TO BE DONE: Write out the full listing again, exactly as it stands.

MATERIAL SUPPLIED:
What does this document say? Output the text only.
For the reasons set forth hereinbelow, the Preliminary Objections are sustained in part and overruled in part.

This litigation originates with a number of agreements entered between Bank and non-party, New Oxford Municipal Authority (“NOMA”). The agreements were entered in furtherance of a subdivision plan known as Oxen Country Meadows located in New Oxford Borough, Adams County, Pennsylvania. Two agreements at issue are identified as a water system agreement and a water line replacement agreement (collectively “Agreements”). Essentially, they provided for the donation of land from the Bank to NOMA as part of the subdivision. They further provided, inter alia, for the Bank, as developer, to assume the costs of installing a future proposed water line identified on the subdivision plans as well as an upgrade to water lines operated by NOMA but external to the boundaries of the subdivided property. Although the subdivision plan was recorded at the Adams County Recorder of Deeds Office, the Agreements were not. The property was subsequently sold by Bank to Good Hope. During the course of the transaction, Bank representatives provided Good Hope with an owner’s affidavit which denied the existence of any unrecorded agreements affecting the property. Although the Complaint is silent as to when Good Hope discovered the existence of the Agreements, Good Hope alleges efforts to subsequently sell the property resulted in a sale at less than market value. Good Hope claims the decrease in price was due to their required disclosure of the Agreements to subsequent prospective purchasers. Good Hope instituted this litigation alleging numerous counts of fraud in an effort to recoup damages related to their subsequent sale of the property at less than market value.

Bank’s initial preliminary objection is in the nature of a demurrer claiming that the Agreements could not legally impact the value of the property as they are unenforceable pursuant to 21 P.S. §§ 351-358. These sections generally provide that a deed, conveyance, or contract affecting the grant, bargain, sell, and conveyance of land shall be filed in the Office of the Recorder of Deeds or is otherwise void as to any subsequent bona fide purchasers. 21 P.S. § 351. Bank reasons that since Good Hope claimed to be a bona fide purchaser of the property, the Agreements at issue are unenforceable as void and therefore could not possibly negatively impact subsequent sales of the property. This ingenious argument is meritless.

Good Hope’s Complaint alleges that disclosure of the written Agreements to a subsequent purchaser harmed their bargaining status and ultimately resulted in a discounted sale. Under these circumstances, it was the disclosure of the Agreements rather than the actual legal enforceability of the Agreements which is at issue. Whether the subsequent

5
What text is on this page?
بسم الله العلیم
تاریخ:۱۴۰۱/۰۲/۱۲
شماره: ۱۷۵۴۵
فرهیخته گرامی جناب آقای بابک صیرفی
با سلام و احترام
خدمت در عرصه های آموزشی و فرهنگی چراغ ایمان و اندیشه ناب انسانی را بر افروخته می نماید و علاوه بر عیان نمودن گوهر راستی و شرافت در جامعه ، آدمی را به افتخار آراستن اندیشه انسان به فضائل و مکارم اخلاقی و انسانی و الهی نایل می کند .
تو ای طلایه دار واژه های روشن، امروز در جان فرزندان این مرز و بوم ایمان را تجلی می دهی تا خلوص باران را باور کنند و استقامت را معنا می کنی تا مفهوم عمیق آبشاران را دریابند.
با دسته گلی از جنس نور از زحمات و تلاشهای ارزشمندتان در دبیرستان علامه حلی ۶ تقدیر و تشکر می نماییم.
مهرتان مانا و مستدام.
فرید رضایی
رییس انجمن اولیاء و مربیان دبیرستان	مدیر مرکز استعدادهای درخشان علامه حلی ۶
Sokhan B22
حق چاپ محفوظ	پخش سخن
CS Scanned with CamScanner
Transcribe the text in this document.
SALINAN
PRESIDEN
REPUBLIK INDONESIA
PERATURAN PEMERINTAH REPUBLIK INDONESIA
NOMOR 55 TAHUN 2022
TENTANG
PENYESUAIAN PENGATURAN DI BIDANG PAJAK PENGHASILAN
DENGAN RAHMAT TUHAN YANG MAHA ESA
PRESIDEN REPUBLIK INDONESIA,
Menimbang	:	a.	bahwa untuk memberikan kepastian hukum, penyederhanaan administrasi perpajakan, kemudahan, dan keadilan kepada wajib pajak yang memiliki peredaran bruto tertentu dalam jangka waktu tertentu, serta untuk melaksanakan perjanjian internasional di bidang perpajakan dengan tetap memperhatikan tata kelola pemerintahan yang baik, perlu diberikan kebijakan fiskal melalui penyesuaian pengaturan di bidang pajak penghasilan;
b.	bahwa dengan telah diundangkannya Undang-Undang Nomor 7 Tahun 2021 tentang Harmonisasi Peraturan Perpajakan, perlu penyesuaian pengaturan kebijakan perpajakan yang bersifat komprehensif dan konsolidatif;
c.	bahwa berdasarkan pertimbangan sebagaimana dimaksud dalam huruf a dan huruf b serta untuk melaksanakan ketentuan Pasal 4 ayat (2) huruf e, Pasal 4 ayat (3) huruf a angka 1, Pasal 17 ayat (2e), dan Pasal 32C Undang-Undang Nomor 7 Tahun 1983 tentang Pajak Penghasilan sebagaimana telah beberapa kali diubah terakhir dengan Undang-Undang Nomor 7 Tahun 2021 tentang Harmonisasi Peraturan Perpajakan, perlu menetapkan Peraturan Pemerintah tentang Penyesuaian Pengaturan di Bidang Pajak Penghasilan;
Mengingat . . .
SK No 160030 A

THE ANSWER:
What does this document say? Output the text only.
For the reasons set forth hereinbelow, the Preliminary Objections are sustained in part and overruled in part.

This litigation originates with a number of agreements entered between Bank and non-party, New Oxford Municipal Authority (“NOMA”). The agreements were entered in furtherance of a subdivision plan known as Oxen Country Meadows located in New Oxford Borough, Adams County, Pennsylvania. Two agreements at issue are identified as a water system agreement and a water line replacement agreement (collectively “Agreements”). Essentially, they provided for the donation of land from the Bank to NOMA as part of the subdivision. They further provided, inter alia, for the Bank, as developer, to assume the costs of installing a future proposed water line identified on the subdivision plans as well as an upgrade to water lines operated by NOMA but external to the boundaries of the subdivided property. Although the subdivision plan was recorded at the Adams County Recorder of Deeds Office, the Agreements were not. The property was subsequently sold by Bank to Good Hope. During the course of the transaction, Bank representatives provided Good Hope with an owner’s affidavit which denied the existence of any unrecorded agreements affecting the property. Although the Complaint is silent as to when Good Hope discovered the existence of the Agreements, Good Hope alleges efforts to subsequently sell the property resulted in a sale at less than market value. Good Hope claims the decrease in price was due to their required disclosure of the Agreements to subsequent prospective purchasers. Good Hope instituted this litigation alleging numerous counts of fraud in an effort to recoup damages related to their subsequent sale of the property at less than market value.

Bank’s initial preliminary objection is in the nature of a demurrer claiming that the Agreements could not legally impact the value of the property as they are unenforceable pursuant to 21 P.S. §§ 351-358. These sections generally provide that a deed, conveyance, or contract affecting the grant, bargain, sell, and conveyance of land shall be filed in the Office of the Recorder of Deeds or is otherwise void as to any subsequent bona fide purchasers. 21 P.S. § 351. Bank reasons that since Good Hope claimed to be a bona fide purchaser of the property, the Agreements at issue are unenforceable as void and therefore could not possibly negatively impact subsequent sales of the property. This ingenious argument is meritless.

Good Hope’s Complaint alleges that disclosure of the written Agreements to a subsequent purchaser harmed their bargaining status and ultimately resulted in a discounted sale. Under these circumstances, it was the disclosure of the Agreements rather than the actual legal enforceability of the Agreements which is at issue. Whether the subsequent

5
What text is on this page?
بسم الله العلیم
تاریخ:۱۴۰۱/۰۲/۱۲
شماره: ۱۷۵۴۵
فرهیخته گرامی جناب آقای بابک صیرفی
با سلام و احترام
خدمت در عرصه های آموزشی و فرهنگی چراغ ایمان و اندیشه ناب انسانی را بر افروخته می نماید و علاوه بر عیان نمودن گوهر راستی و شرافت در جامعه ، آدمی را به افتخار آراستن اندیشه انسان به فضائل و مکارم اخلاقی و انسانی و الهی نایل می کند .
تو ای طلایه دار واژه های روشن، امروز در جان فرزندان این مرز و بوم ایمان را تجلی می دهی تا خلوص باران را باور کنند و استقامت را معنا می کنی تا مفهوم عمیق آبشاران را دریابند.
با دسته گلی از جنس نور از زحمات و تلاشهای ارزشمندتان در دبیرستان علامه حلی ۶ تقدیر و تشکر می نماییم.
مهرتان مانا و مستدام.
فرید رضایی
رییس انجمن اولیاء و مربیان دبیرستان	مدیر مرکز استعدادهای درخشان علامه حلی ۶
Sokhan B22
حق چاپ محفوظ	پخش سخن
CS Scanned with CamScanner
Transcribe the text in this document.
SALINAN
PRESIDEN
REPUBLIK INDONESIA
PERATURAN PEMERINTAH REPUBLIK INDONESIA
NOMOR 55 TAHUN 2022
TENTANG
PENYESUAIAN PENGATURAN DI BIDANG PAJAK PENGHASILAN
DENGAN RAHMAT TUHAN YANG MAHA ESA
PRESIDEN REPUBLIK INDONESIA,
Menimbang	:	a.	bahwa untuk memberikan kepastian hukum, penyederhanaan administrasi perpajakan, kemudahan, dan keadilan kepada wajib pajak yang memiliki peredaran bruto tertentu dalam jangka waktu tertentu, serta untuk melaksanakan perjanjian internasional di bidang perpajakan dengan tetap memperhatikan tata kelola pemerintahan yang baik, perlu diberikan kebijakan fiskal melalui penyesuaian pengaturan di bidang pajak penghasilan;
b.	bahwa dengan telah diundangkannya Undang-Undang Nomor 7 Tahun 2021 tentang Harmonisasi Peraturan Perpajakan, perlu penyesuaian pengaturan kebijakan perpajakan yang bersifat komprehensif dan konsolidatif;
c.	bahwa berdasarkan pertimbangan sebagaimana dimaksud dalam huruf a dan huruf b serta untuk melaksanakan ketentuan Pasal 4 ayat (2) huruf e, Pasal 4 ayat (3) huruf a angka 1, Pasal 17 ayat (2e), dan Pasal 32C Undang-Undang Nomor 7 Tahun 1983 tentang Pajak Penghasilan sebagaimana telah beberapa kali diubah terakhir dengan Undang-Undang Nomor 7 Tahun 2021 tentang Harmonisasi Peraturan Perpajakan, perlu menetapkan Peraturan Pemerintah tentang Penyesuaian Pengaturan di Bidang Pajak Penghasilan;
Mengingat . . .
SK No 160030 A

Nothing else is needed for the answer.